→ GOAL:
Each line that holds the word "highlight" is to be identified and copied.

■ ■ ■ ■

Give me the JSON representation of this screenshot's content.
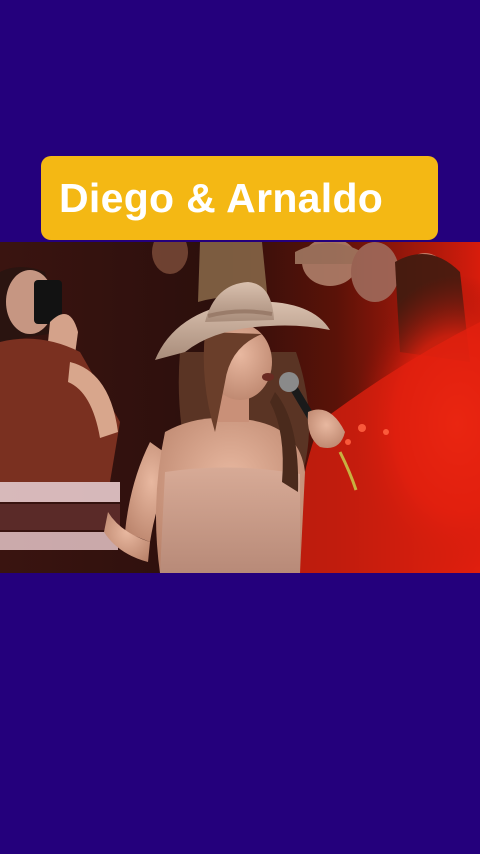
{
  "title": {
    "text": "Diego & Arnaldo"
  },
  "colors": {
    "background": "#24007c",
    "title_badge": "#f4b814",
    "title_text": "#ffffff",
    "stage_light": "#e3200f"
  },
  "video": {
    "description_icon": "concert-video-frame"
  }
}
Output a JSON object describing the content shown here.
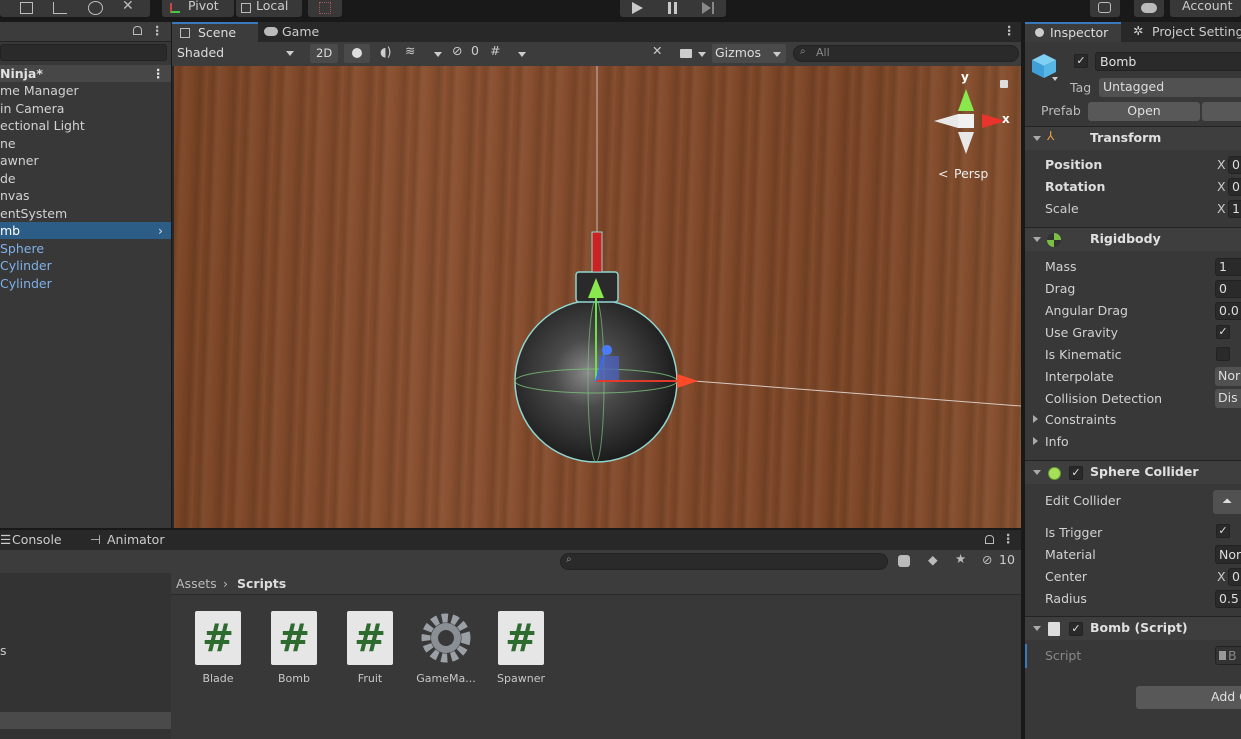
{
  "toolbar": {
    "pivot_label": "Pivot",
    "local_label": "Local",
    "account_label": "Account"
  },
  "hierarchy": {
    "scene_name": "Ninja*",
    "items": [
      {
        "label": "me Manager"
      },
      {
        "label": "in Camera"
      },
      {
        "label": "ectional Light"
      },
      {
        "label": "ne"
      },
      {
        "label": "awner"
      },
      {
        "label": "de"
      },
      {
        "label": "nvas"
      },
      {
        "label": "entSystem"
      },
      {
        "label": "mb"
      },
      {
        "label": "Sphere"
      },
      {
        "label": "Cylinder"
      },
      {
        "label": "Cylinder"
      }
    ]
  },
  "scene_view": {
    "tabs": [
      {
        "label": "Scene"
      },
      {
        "label": "Game"
      }
    ],
    "shading_mode": "Shaded",
    "mode_2d": "2D",
    "hidden_count": "0",
    "gizmos_label": "Gizmos",
    "search_placeholder": "All",
    "persp_label": "Persp",
    "axis_y": "y",
    "axis_x": "x"
  },
  "bottom_panel": {
    "tabs": [
      {
        "label": "Console"
      },
      {
        "label": "Animator"
      }
    ],
    "hidden_count": "10",
    "breadcrumb": {
      "root": "Assets",
      "current": "Scripts"
    },
    "assets": [
      {
        "name": "Blade",
        "icon": "csharp-script-icon"
      },
      {
        "name": "Bomb",
        "icon": "csharp-script-icon"
      },
      {
        "name": "Fruit",
        "icon": "csharp-script-icon"
      },
      {
        "name": "GameMa...",
        "icon": "gear-icon"
      },
      {
        "name": "Spawner",
        "icon": "csharp-script-icon"
      }
    ],
    "left_text": "s"
  },
  "inspector": {
    "tabs": [
      {
        "label": "Inspector"
      },
      {
        "label": "Project Setting"
      }
    ],
    "object_name": "Bomb",
    "tag_label": "Tag",
    "tag_value": "Untagged",
    "prefab_label": "Prefab",
    "open_label": "Open",
    "transform": {
      "title": "Transform",
      "rows": [
        {
          "label": "Position",
          "axis": "X",
          "value": "0"
        },
        {
          "label": "Rotation",
          "axis": "X",
          "value": "0"
        },
        {
          "label": "Scale",
          "axis": "X",
          "value": "1"
        }
      ]
    },
    "rigidbody": {
      "title": "Rigidbody",
      "mass_label": "Mass",
      "mass_value": "1",
      "drag_label": "Drag",
      "drag_value": "0",
      "angular_drag_label": "Angular Drag",
      "angular_drag_value": "0.0",
      "use_gravity_label": "Use Gravity",
      "is_kinematic_label": "Is Kinematic",
      "interpolate_label": "Interpolate",
      "interpolate_value": "Nor",
      "collision_label": "Collision Detection",
      "collision_value": "Dis",
      "constraints_label": "Constraints",
      "info_label": "Info"
    },
    "sphere_collider": {
      "title": "Sphere Collider",
      "edit_label": "Edit Collider",
      "is_trigger_label": "Is Trigger",
      "material_label": "Material",
      "material_value": "Nor",
      "center_label": "Center",
      "center_axis": "X",
      "center_value": "0",
      "radius_label": "Radius",
      "radius_value": "0.5"
    },
    "bomb_script": {
      "title": "Bomb (Script)",
      "script_label": "Script",
      "script_value": "B"
    },
    "add_component_label": "Add C"
  }
}
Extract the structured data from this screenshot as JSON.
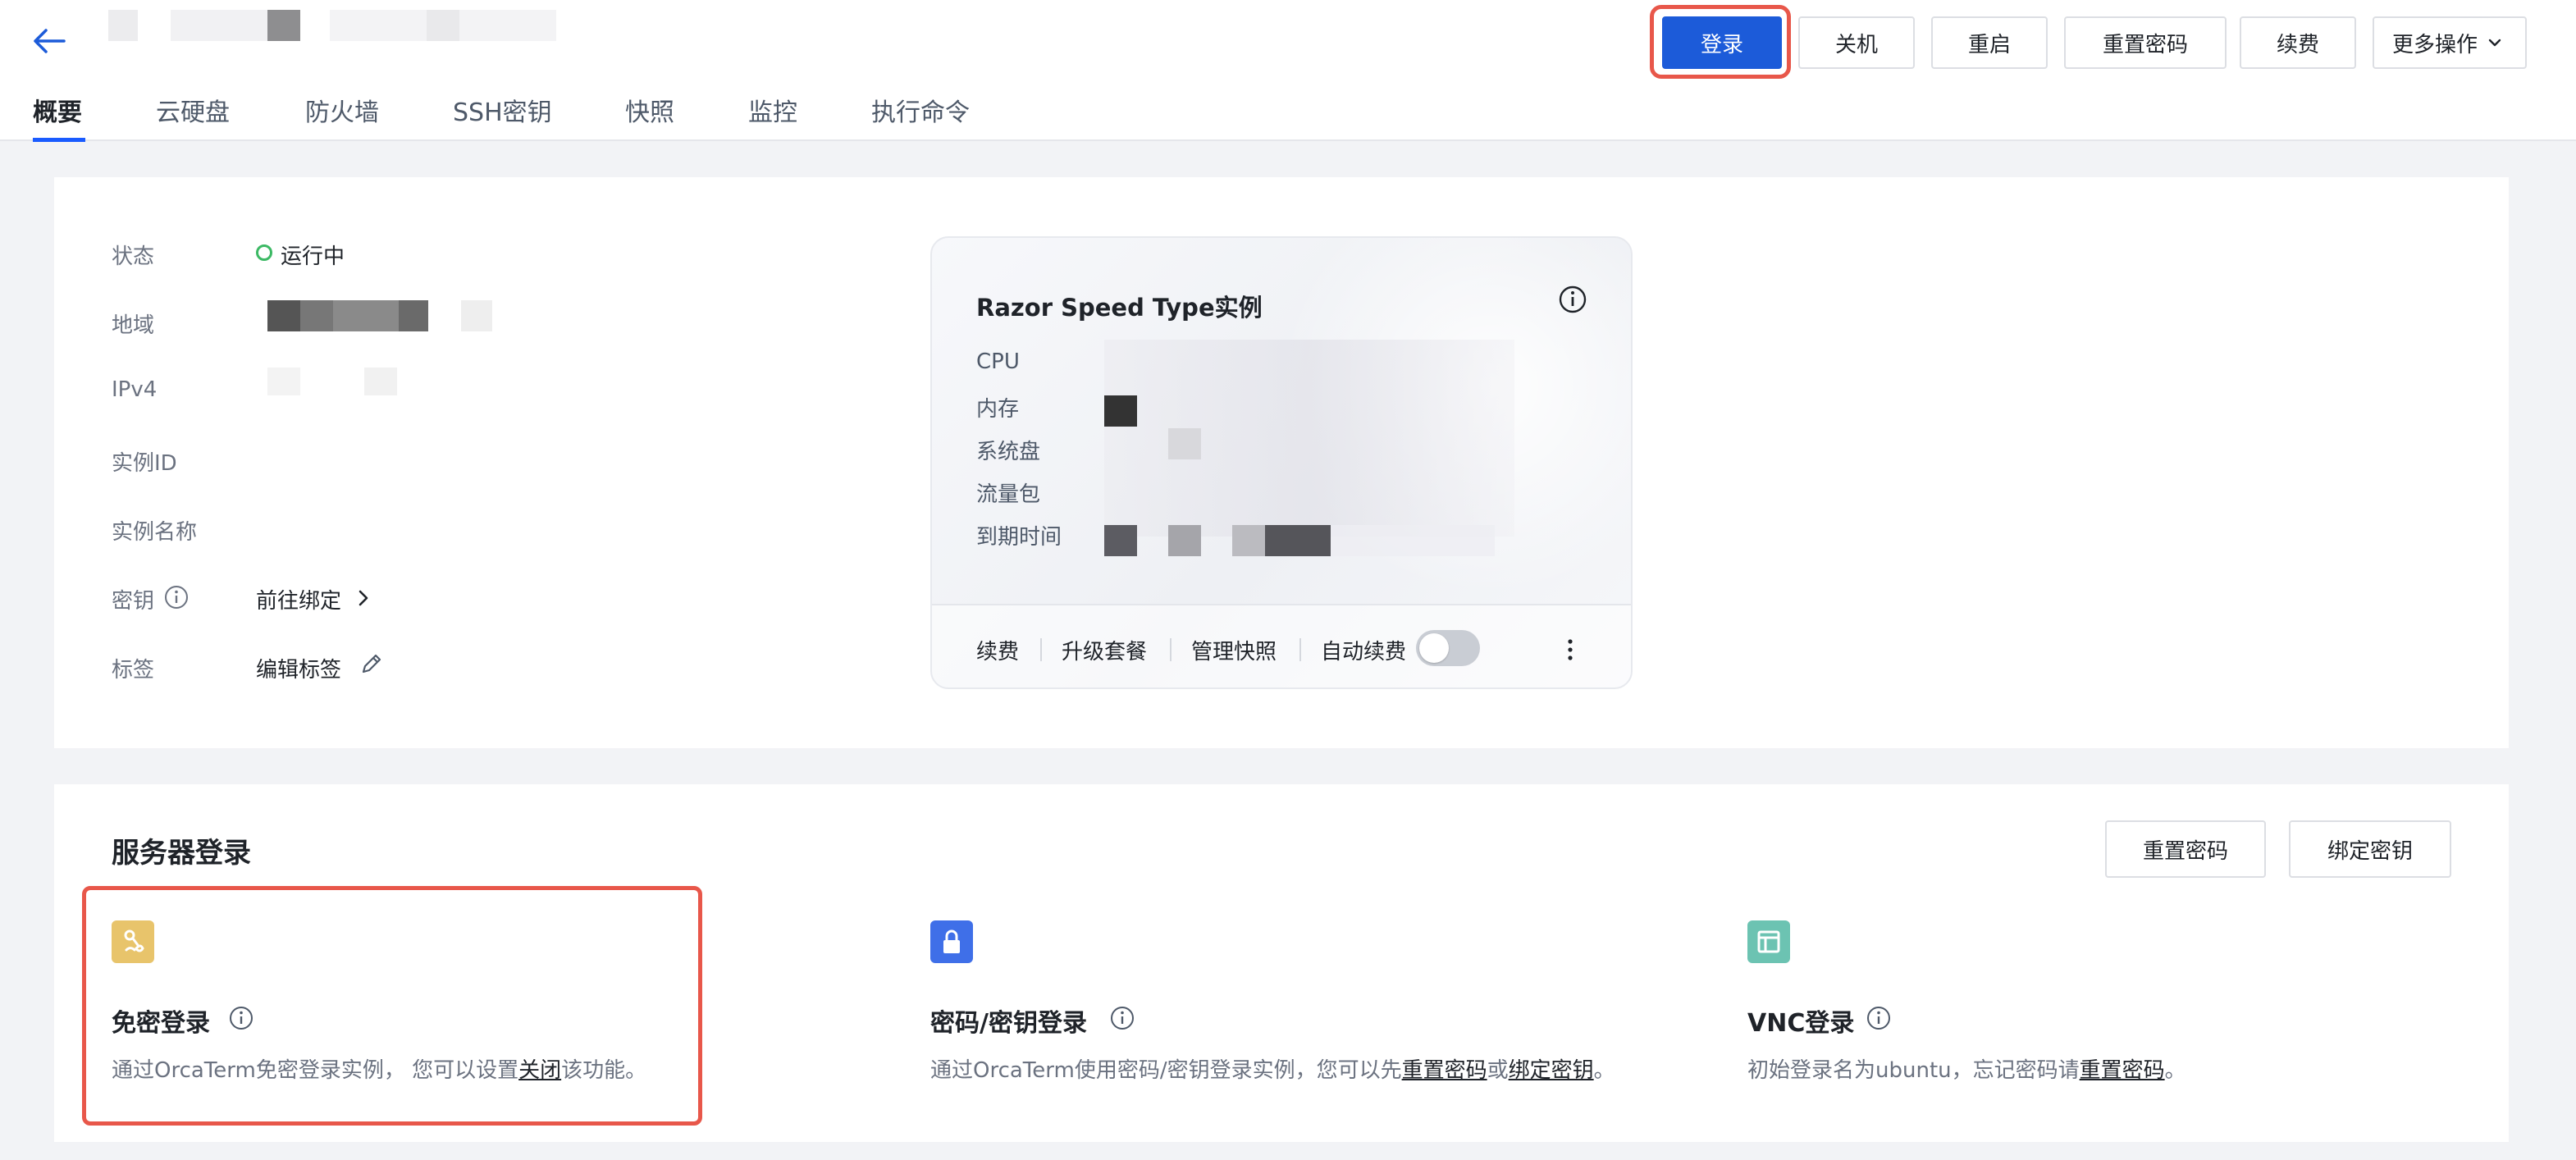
{
  "header": {
    "back_label": "←",
    "tabs": [
      {
        "label": "概要",
        "active": true
      },
      {
        "label": "云硬盘"
      },
      {
        "label": "防火墙"
      },
      {
        "label": "SSH密钥"
      },
      {
        "label": "快照"
      },
      {
        "label": "监控"
      },
      {
        "label": "执行命令"
      }
    ],
    "actions": {
      "login": "登录",
      "shutdown": "关机",
      "restart": "重启",
      "reset_password": "重置密码",
      "renew": "续费",
      "more": "更多操作"
    }
  },
  "overview": {
    "status_label": "状态",
    "status_value": "运行中",
    "status_color": "#3cb964",
    "region_label": "地域",
    "ipv4_label": "IPv4",
    "instance_id_label": "实例ID",
    "instance_name_label": "实例名称",
    "key_label": "密钥",
    "key_action": "前往绑定",
    "tag_label": "标签",
    "tag_action": "编辑标签"
  },
  "spec_card": {
    "title": "Razor Speed Type实例",
    "rows": [
      "CPU",
      "内存",
      "系统盘",
      "流量包",
      "到期时间"
    ],
    "footer": {
      "renew": "续费",
      "upgrade": "升级套餐",
      "manage_snapshot": "管理快照",
      "auto_renew": "自动续费",
      "auto_renew_on": false
    }
  },
  "server_login": {
    "title": "服务器登录",
    "reset_password": "重置密码",
    "bind_key": "绑定密钥",
    "methods": {
      "passwordless": {
        "title": "免密登录",
        "desc_prefix": "通过OrcaTerm免密登录实例， 您可以设置",
        "desc_link": "关闭",
        "desc_suffix": "该功能。",
        "icon_color": "#e8c46b"
      },
      "password_key": {
        "title": "密码/密钥登录",
        "desc_prefix": "通过OrcaTerm使用密码/密钥登录实例，您可以先",
        "desc_link1": "重置密码",
        "desc_mid": "或",
        "desc_link2": "绑定密钥",
        "desc_suffix": "。",
        "icon_color": "#3f6fe8"
      },
      "vnc": {
        "title": "VNC登录",
        "desc_prefix": "初始登录名为ubuntu，忘记密码请",
        "desc_link": "重置密码",
        "desc_suffix": "。",
        "icon_color": "#6cc3b2"
      }
    }
  },
  "colors": {
    "primary": "#1c5bd9",
    "highlight": "#e8574a",
    "tab_underline": "#1a5bff"
  }
}
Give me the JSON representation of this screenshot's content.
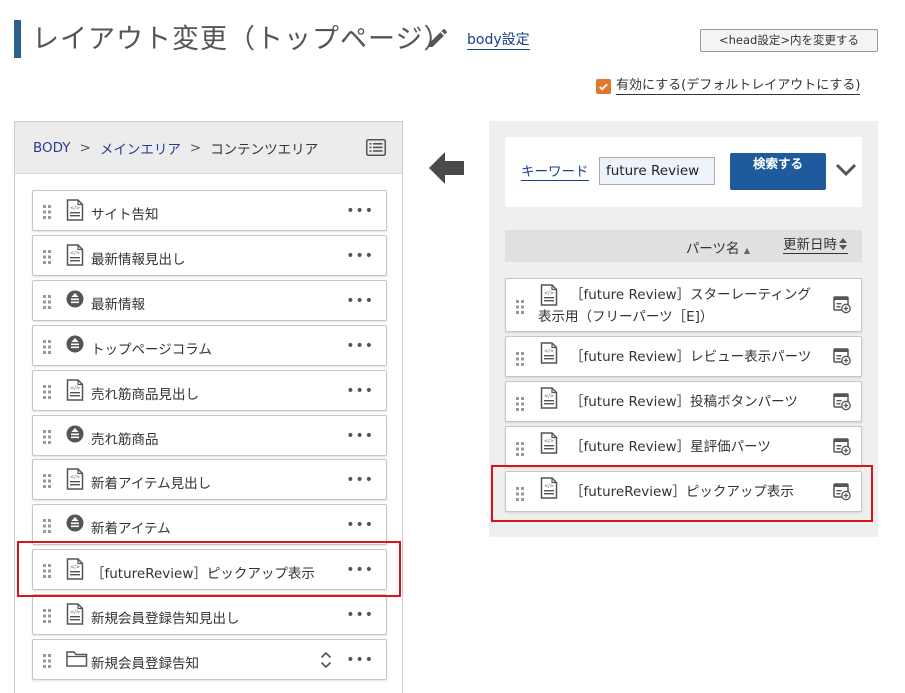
{
  "header": {
    "title": "レイアウト変更（トップページ）",
    "body_settings_link": "body設定",
    "head_settings_button": "<head設定>内を変更する",
    "enable_label": "有効にする(デフォルトレイアウトにする)",
    "enable_checked": true
  },
  "breadcrumb": {
    "items": [
      "BODY",
      "メインエリア",
      "コンテンツエリア"
    ],
    "separator": ">"
  },
  "layout_parts": [
    {
      "label": "サイト告知",
      "icon": "html-file-icon"
    },
    {
      "label": "最新情報見出し",
      "icon": "html-file-icon"
    },
    {
      "label": "最新情報",
      "icon": "component-circle-icon"
    },
    {
      "label": "トップページコラム",
      "icon": "component-circle-icon"
    },
    {
      "label": "売れ筋商品見出し",
      "icon": "html-file-icon"
    },
    {
      "label": "売れ筋商品",
      "icon": "component-circle-icon"
    },
    {
      "label": "新着アイテム見出し",
      "icon": "html-file-icon"
    },
    {
      "label": "新着アイテム",
      "icon": "component-circle-icon"
    },
    {
      "label": "［futureReview］ピックアップ表示",
      "icon": "html-file-icon"
    },
    {
      "label": "新規会員登録告知見出し",
      "icon": "html-file-icon"
    },
    {
      "label": "新規会員登録告知",
      "icon": "folder-icon"
    }
  ],
  "more_label": "•••",
  "search": {
    "keyword_label": "キーワード",
    "keyword_value": "future Review",
    "button_label": "検索する"
  },
  "sort": {
    "name_label": "パーツ名",
    "date_label": "更新日時"
  },
  "search_results": [
    {
      "label": "［future Review］スターレーティング表示用（フリーパーツ［E]）"
    },
    {
      "label": "［future Review］レビュー表示パーツ"
    },
    {
      "label": "［future Review］投稿ボタンパーツ"
    },
    {
      "label": "［future Review］星評価パーツ"
    },
    {
      "label": "［futureReview］ピックアップ表示"
    }
  ],
  "colors": {
    "accent_bar": "#2c5f8a",
    "link": "#1d3f8a",
    "search_button": "#1e5a9c",
    "checkbox": "#e1762d",
    "highlight": "#d9141b"
  }
}
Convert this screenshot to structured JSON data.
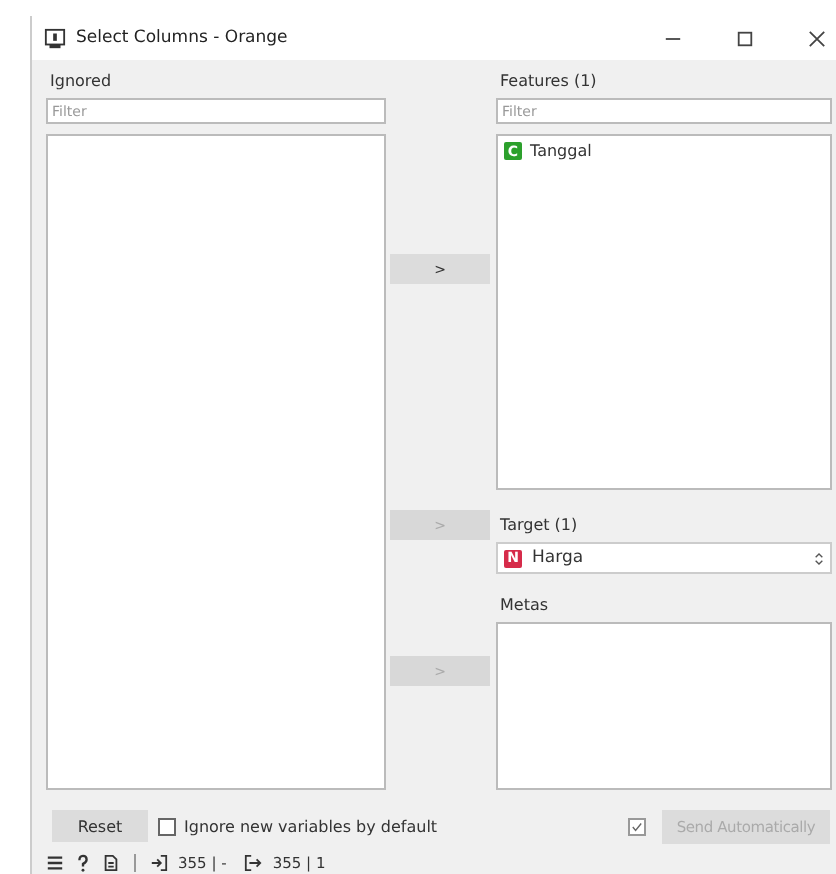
{
  "window": {
    "title": "Select Columns - Orange"
  },
  "ignored": {
    "title": "Ignored",
    "filter_placeholder": "Filter"
  },
  "features": {
    "title": "Features (1)",
    "filter_placeholder": "Filter",
    "items": [
      {
        "type": "C",
        "name": "Tanggal",
        "color": "#2ca02c"
      }
    ]
  },
  "target": {
    "title": "Target (1)",
    "value": {
      "type": "N",
      "name": "Harga",
      "color": "#d62b4a"
    }
  },
  "metas": {
    "title": "Metas"
  },
  "move_buttons": [
    {
      "label": ">",
      "disabled": false
    },
    {
      "label": ">",
      "disabled": true
    },
    {
      "label": ">",
      "disabled": true
    }
  ],
  "reset_button": "Reset",
  "ignore_new": {
    "label": "Ignore new variables by default",
    "checked": false
  },
  "send_automatically": {
    "label": "Send Automatically",
    "checked": true,
    "disabled": true
  },
  "status_bar": {
    "input_summary": "355 | -",
    "output_summary": "355 | 1"
  }
}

■ ■ ■ ■

→ PROBLEM SOLUTION:
    "highlight": "#e8574a",
    "highlight": "#d9141b"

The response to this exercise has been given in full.